*** Extract to read ***
Previous studies in kidney failure patients (with or without kidney transplant) report markedly diminished response to vaccinations. This has led to an adaption of vaccination protocols with either higher initial vaccine doses or more frequent booster doses (12, 13). If such adaptations of the protocol are required for the COVID-19 mRNA vaccines or if alternate adjuvanted vaccines are necessary is not yet known.

The induction of B cell memory by mRNA vaccines and the relation to humoral immune response is largely under-investigated, especially studies of immunocompromised cohorts. Upon natural acute SARS-CoV-2 infection, immunological memory (antibodies and memory B cells) is shown to last for at least 8 months (1416). In patients with chronic kidney disease, such data are largely lacking, although prolonged time of viral shedding with impaired virus clearance is reported and likely related to impaired cell-mediated immunity (17).

In this study, we compared the characteristics of the humoral and antigen-specific B cell immune response against the mRNA vaccine BNT162b2 between healthy controls and patients with kidney failure treated by maintenance hemodialysis or kidney transplantation. We found a diminished humoral response to BNT162b2, and a lack of proper B lineage memory formation including RBD-specific plasmablasts and post-switch memory B cells.
*** End of Extract to read ***
Tasks to carry out:
1. In the passage on vaccine response in kidney failure, how long does immunological memory last after natural acute SARS-CoV-2 infection?
2. Please carry on the passage on vaccine response in kidney failure with one more paragraph that follows from its final sentence.
*** Data section ***
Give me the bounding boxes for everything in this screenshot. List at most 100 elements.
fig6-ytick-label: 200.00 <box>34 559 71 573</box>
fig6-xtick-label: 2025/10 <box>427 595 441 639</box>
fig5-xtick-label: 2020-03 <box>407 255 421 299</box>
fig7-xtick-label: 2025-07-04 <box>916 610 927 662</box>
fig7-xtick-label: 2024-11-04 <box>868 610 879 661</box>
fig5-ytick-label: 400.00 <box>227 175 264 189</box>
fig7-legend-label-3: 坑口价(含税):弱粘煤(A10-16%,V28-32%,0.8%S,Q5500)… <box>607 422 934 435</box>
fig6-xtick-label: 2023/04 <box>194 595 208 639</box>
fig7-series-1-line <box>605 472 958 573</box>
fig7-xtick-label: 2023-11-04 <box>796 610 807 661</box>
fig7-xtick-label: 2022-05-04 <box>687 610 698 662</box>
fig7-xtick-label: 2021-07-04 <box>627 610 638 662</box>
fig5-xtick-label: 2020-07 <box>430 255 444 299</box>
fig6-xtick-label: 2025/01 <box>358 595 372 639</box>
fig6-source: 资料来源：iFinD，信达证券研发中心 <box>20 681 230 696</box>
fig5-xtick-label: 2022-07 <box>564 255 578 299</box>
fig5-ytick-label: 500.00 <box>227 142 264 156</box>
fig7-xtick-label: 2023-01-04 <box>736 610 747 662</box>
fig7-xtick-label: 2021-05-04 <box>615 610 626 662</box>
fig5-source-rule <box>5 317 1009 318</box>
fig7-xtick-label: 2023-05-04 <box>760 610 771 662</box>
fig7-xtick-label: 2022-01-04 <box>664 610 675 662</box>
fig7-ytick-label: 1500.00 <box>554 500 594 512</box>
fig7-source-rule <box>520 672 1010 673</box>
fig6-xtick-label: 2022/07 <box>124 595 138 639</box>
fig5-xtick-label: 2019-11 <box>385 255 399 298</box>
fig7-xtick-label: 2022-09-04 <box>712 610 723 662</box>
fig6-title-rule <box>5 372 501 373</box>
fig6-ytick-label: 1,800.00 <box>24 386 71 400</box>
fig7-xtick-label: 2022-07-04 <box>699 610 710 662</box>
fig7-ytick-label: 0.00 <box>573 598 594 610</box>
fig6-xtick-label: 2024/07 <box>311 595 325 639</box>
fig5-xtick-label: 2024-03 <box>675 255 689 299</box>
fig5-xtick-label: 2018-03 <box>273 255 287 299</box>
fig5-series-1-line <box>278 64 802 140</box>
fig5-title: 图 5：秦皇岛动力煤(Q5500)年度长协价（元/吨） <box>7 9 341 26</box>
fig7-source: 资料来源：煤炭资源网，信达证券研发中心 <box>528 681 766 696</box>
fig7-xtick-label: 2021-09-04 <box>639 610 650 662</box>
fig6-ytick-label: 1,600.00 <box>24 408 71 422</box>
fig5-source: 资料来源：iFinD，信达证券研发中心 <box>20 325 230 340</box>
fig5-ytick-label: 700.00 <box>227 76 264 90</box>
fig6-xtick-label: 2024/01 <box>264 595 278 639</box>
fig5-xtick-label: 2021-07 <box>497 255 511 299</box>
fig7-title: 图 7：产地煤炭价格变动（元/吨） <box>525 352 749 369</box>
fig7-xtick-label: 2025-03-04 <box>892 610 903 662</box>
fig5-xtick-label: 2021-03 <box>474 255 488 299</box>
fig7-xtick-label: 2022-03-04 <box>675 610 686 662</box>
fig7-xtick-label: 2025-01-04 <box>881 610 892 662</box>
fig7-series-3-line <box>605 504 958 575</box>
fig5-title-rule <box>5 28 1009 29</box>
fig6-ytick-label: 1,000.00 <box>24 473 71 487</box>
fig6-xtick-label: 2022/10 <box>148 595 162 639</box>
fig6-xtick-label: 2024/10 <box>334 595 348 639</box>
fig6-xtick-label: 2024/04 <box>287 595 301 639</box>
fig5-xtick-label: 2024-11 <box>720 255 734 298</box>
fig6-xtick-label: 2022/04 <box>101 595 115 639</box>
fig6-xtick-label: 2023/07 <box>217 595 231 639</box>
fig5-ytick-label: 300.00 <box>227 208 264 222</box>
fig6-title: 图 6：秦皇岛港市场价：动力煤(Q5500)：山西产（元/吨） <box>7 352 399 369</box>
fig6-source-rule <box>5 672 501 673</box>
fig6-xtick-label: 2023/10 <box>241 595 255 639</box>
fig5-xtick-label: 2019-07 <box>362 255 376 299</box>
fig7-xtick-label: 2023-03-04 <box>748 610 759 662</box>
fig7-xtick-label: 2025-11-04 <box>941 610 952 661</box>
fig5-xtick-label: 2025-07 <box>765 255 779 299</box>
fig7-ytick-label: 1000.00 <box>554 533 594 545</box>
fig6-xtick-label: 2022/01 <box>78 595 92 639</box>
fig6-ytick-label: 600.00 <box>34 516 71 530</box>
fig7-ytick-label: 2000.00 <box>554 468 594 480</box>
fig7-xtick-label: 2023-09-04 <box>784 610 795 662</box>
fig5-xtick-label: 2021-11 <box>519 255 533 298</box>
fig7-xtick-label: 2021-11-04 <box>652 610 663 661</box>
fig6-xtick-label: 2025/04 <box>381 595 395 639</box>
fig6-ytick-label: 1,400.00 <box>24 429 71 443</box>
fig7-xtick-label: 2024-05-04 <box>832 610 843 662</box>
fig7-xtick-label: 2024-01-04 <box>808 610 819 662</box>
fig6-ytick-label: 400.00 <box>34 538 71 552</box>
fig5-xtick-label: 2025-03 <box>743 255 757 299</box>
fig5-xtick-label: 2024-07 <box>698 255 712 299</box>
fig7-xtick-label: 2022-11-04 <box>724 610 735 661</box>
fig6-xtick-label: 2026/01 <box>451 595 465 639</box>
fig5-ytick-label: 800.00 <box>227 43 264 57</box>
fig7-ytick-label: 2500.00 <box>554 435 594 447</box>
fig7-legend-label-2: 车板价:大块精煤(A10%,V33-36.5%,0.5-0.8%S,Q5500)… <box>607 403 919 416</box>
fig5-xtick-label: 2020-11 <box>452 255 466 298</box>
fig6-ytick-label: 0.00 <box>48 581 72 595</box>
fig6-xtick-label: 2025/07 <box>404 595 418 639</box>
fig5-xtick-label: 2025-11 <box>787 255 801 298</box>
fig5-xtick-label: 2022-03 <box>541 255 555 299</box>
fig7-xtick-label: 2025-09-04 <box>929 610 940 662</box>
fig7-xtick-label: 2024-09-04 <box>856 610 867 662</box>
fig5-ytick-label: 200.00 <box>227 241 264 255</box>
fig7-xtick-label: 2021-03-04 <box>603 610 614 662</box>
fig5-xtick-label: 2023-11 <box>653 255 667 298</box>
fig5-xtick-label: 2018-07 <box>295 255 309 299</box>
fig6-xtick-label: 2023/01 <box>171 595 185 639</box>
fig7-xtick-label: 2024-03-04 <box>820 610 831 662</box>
*** End of Data section ***
Answer section:
1. At least 8 months.

2.
Cohorts and patient characteristics

For this study, we recruited 35 healthy controls (HC), 41 patients on maintenance hemodialysis, 4 peritoneal dialysis patients and 40 KTR. Hemodialysis and peritoneal dialysis (PD) patients did not significantly differ in age and vaccine response and were therefore grouped together. After written informed consent, serum and peripheral blood mononuclear cells (PBMCs) were collected before vaccination (baseline) and 7 ± 2 days after boost vaccination (second dose), respectively. Serological follow-up was available in DP and KTR patients 3-4 weeks after boost. Due to local vaccination guidelines, HC, who were mainly health care workers, were significantly younger than DP (p< 0.01). DP were significantly older than KTR. As known for patients with kidney failure (18), a majority of DP and KTR were male. The median time on dialysis was 5.5 years (IQR, 2.0, 9.0). Among KTR only one patient was transplanted less than one year ago and median time after transplantation was 5.0 years (IQR. 2.0, 10.0). KTR were on a uniform immunosuppressive regimen with mycophenolate mofetil (MMF) in 39/40, steroid in 37/40 and calcineurin inhibitor (CNI) in 37/40 patients. Demographics are summarized in Table 1. To identify previously SARS-CoV-2 infected individuals we measured anti-nucleocapsid protein (NCP) antibodies 7 ± 2 days after boost, which is not a component of BNT162b2. Therefore, positivity of NCP originated from natural infection. One HC, one DP and one KTR were identified anti-NCP positive (Figure S1).

Table 1 Patient characteristics.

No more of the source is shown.